--- START OF SOURCE RECORDS ---

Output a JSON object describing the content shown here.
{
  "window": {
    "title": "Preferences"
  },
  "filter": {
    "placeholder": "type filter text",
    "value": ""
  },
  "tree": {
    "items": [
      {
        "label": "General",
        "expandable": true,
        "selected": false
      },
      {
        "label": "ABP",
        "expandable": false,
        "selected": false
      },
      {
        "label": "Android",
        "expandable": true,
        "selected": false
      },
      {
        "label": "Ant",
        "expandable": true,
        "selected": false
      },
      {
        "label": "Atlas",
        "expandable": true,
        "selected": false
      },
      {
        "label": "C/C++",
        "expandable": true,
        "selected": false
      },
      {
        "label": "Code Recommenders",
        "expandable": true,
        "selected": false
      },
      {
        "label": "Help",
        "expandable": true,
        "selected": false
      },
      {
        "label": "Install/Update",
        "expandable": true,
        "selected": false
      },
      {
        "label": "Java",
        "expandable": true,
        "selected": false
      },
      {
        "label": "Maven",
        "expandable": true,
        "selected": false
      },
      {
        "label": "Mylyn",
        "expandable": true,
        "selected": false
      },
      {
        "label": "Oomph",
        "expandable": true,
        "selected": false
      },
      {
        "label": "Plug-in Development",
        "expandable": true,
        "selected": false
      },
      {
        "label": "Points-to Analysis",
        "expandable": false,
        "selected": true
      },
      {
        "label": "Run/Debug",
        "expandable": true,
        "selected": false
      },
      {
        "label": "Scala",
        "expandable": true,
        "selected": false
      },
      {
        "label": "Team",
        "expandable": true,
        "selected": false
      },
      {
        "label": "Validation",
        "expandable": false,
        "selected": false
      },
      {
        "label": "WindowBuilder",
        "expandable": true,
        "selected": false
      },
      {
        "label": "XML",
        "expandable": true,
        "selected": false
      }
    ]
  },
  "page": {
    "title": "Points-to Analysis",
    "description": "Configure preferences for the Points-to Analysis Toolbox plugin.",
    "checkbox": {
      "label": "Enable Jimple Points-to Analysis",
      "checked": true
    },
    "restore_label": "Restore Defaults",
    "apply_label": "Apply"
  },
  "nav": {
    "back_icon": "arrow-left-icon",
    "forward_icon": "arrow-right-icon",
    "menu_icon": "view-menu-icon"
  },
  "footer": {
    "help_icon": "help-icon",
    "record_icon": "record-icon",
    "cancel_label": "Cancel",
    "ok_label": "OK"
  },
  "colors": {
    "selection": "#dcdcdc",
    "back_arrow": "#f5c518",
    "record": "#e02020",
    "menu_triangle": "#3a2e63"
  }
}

--- END OF SOURCE RECORDS ---

▸ WRITTEN EXERCISE: Only the number should be given: how many lines of the data contain the word "Analysis"?

▸ EXERCISE ANSWER: 4